SHORT TASK —
Copy each line of the material below that includes the string "with".

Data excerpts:
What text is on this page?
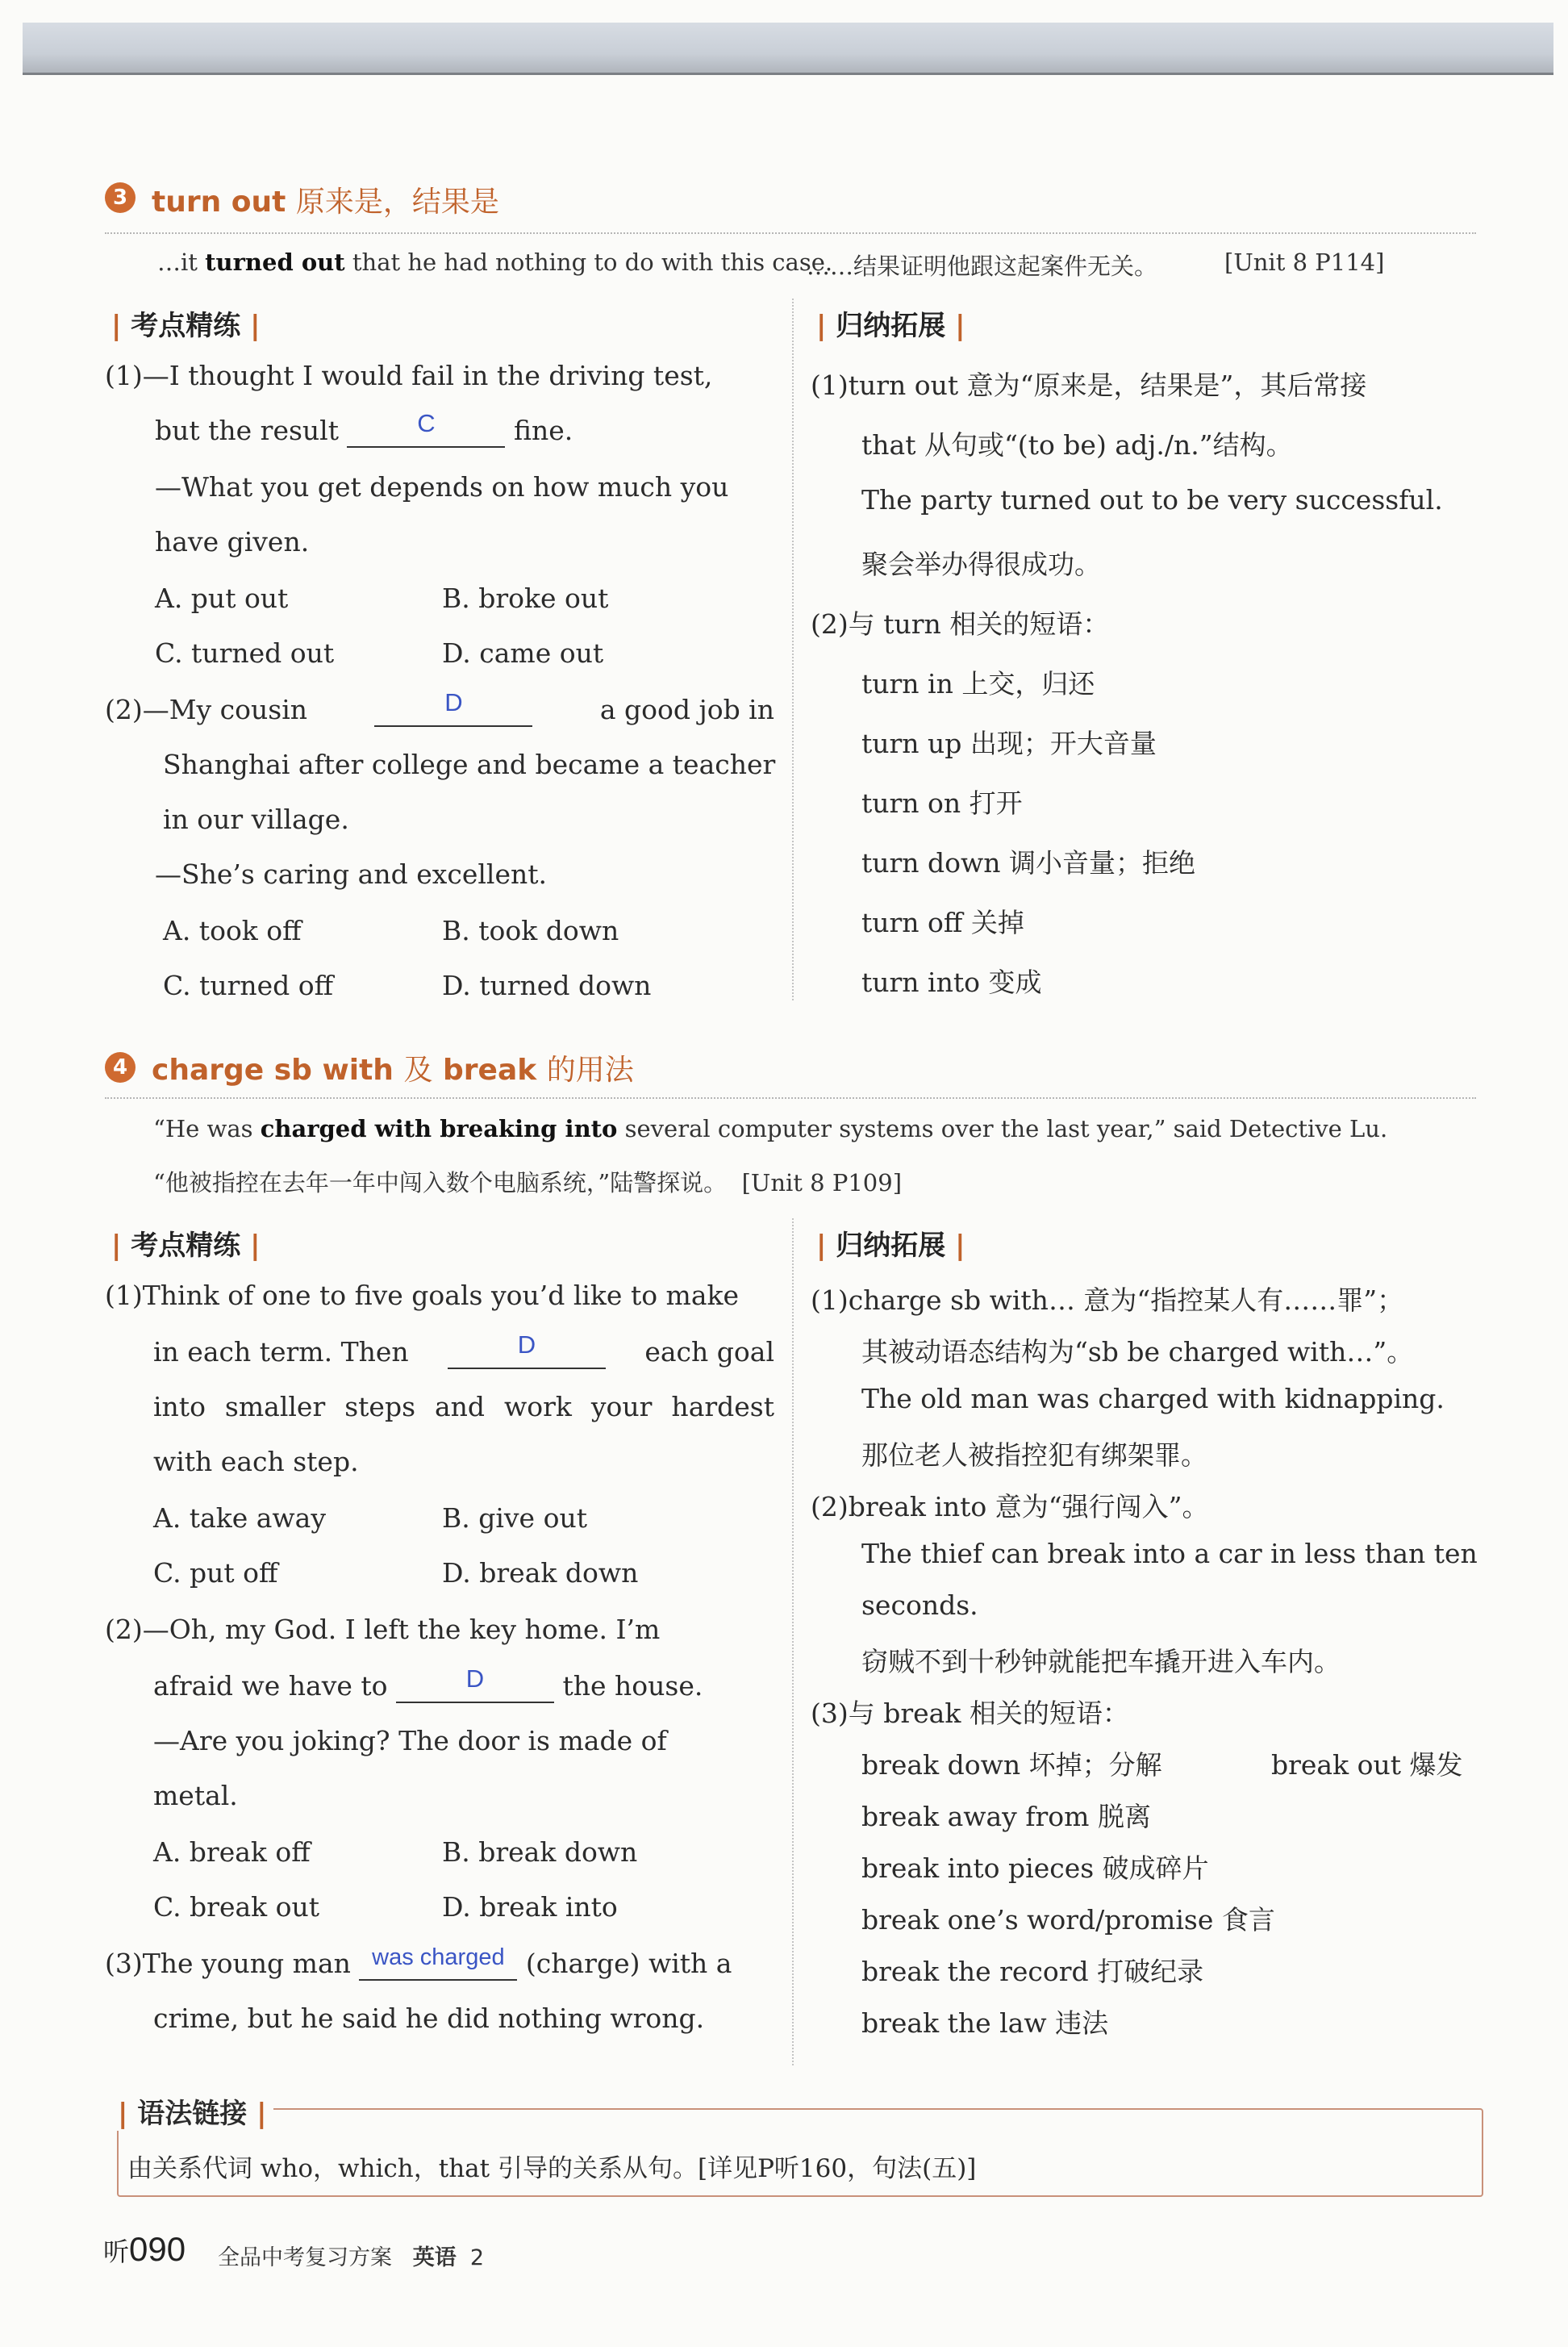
3 turn out 原来是，结果是
…it turned out that he had nothing to do with this case.
……结果证明他跟这起案件无关。	[Unit 8 P114]
| 考点精练 |	| 归纳拓展 |
(1)—I thought I would fail in the driving test,
but the result	C	fine.
—What you get depends on how much you
have given.
A. put out	B. broke out
C. turned out	D. came out
(2)—My cousin	D	a good job in
Shanghai after college and became a teacher
in our village.
—She’s caring and excellent.
A. took off	B. took down
C. turned off	D. turned down
(1)turn out 意为“原来是，结果是”，其后常接
that 从句或“(to be) adj./n.”结构。
The party turned out to be very successful.
聚会举办得很成功。
(2)与 turn 相关的短语：
turn in 上交，归还
turn up 出现；开大音量
turn on 打开
turn down 调小音量；拒绝
turn off 关掉
turn into 变成
4 charge sb with 及 break 的用法
“He was charged with breaking into several computer systems over the last year,” said Detective Lu.
“他被指控在去年一年中闯入数个电脑系统，”陆警探说。 [Unit 8 P109]
| 考点精练 |	| 归纳拓展 |
(1)Think of one to five goals you’d like to make
in each term. Then	D	each goal
into smaller steps and work your hardest
with each step.
A. take away	B. give out
C. put off	D. break down
(2)—Oh, my God. I left the key home. I’m
afraid we have to	D	the house.
—Are you joking? The door is made of
metal.
A. break off	B. break down
C. break out	D. break into
(3)The young man was charged (charge) with a
crime, but he said he did nothing wrong.
(1)charge sb with… 意为“指控某人有……罪”；
其被动语态结构为“sb be charged with…”。
The old man was charged with kidnapping.
那位老人被指控犯有绑架罪。
(2)break into 意为“强行闯入”。
The thief can break into a car in less than ten
seconds.
窃贼不到十秒钟就能把车撬开进入车内。
(3)与 break 相关的短语：
break down 坏掉；分解	break out 爆发
break away from 脱离
break into pieces 破成碎片
break one’s word/promise 食言
break the record 打破纪录
break the law 违法
| 语法链接 |
由关系代词 who，which，that 引导的关系从句。[详见P听160，句法(五)]
听090 全品中考复习方案 英语 2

OUTPUT FOR THIS TASK —
…it turned out that he had nothing to do with this case.
4 charge sb with 及 break 的用法
“He was charged with breaking into several computer systems over the last year,” said Detective Lu.
with each step.
(3)The young man was charged (charge) with a
(1)charge sb with… 意为“指控某人有……罪”；
其被动语态结构为“sb be charged with…”。
The old man was charged with kidnapping.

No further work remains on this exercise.